begin Listed records
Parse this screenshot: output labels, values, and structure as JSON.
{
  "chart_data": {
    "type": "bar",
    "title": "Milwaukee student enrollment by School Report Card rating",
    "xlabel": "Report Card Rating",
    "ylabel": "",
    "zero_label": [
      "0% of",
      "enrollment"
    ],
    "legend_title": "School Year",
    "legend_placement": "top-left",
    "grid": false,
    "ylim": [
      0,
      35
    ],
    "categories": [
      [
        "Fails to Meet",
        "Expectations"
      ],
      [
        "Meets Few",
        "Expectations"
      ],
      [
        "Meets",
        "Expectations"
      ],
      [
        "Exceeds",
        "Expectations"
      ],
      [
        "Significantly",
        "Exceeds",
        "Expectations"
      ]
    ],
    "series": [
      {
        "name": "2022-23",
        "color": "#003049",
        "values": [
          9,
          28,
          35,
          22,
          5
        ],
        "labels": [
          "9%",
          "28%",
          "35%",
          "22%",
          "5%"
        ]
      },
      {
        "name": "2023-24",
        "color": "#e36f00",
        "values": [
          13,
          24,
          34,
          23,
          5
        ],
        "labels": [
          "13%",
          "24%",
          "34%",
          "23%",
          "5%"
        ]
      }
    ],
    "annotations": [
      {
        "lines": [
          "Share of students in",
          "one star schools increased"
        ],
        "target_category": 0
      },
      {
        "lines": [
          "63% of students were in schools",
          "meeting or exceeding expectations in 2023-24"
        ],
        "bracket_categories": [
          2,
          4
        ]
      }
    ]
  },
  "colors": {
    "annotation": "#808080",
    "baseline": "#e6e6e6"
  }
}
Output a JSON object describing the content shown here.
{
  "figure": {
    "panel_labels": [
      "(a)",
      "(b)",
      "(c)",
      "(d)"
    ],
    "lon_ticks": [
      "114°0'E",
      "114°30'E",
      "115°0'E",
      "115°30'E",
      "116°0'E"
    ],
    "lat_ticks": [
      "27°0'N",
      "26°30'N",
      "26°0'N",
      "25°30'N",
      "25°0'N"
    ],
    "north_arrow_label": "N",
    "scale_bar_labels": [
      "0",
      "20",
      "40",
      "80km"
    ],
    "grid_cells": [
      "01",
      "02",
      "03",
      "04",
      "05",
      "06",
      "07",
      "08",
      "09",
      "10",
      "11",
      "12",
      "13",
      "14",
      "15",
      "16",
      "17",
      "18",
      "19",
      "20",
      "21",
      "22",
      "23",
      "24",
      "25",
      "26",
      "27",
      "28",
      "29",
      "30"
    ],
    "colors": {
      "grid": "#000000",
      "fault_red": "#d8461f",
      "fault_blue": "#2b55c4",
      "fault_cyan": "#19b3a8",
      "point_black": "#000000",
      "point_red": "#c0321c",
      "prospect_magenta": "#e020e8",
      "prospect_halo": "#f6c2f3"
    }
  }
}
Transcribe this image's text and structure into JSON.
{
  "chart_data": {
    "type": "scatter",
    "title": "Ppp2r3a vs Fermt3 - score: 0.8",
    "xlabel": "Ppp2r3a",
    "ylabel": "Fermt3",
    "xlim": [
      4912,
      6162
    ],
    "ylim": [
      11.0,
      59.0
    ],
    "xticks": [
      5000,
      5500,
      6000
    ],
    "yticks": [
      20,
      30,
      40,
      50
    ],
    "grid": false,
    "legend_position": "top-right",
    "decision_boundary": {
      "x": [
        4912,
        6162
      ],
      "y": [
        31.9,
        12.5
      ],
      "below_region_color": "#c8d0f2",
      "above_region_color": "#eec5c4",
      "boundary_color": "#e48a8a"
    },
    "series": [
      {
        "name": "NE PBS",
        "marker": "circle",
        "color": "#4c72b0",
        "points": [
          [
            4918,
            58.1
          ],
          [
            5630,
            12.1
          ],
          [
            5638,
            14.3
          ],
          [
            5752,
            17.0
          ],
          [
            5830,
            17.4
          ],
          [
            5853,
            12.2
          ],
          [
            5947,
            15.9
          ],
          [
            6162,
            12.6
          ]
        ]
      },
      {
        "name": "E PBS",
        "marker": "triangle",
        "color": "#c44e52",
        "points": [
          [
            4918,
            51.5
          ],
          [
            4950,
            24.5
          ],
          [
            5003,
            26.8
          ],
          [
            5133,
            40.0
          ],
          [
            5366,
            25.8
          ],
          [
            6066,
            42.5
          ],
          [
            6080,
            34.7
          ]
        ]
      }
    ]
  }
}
end Listed records
• [Your objective]:
Pick out every line holding the string "structure" and return it.

• [Answer in full]:
Parse this screenshot: output labels, values, and structure as JSON.
Transcribe this image's text and structure into JSON.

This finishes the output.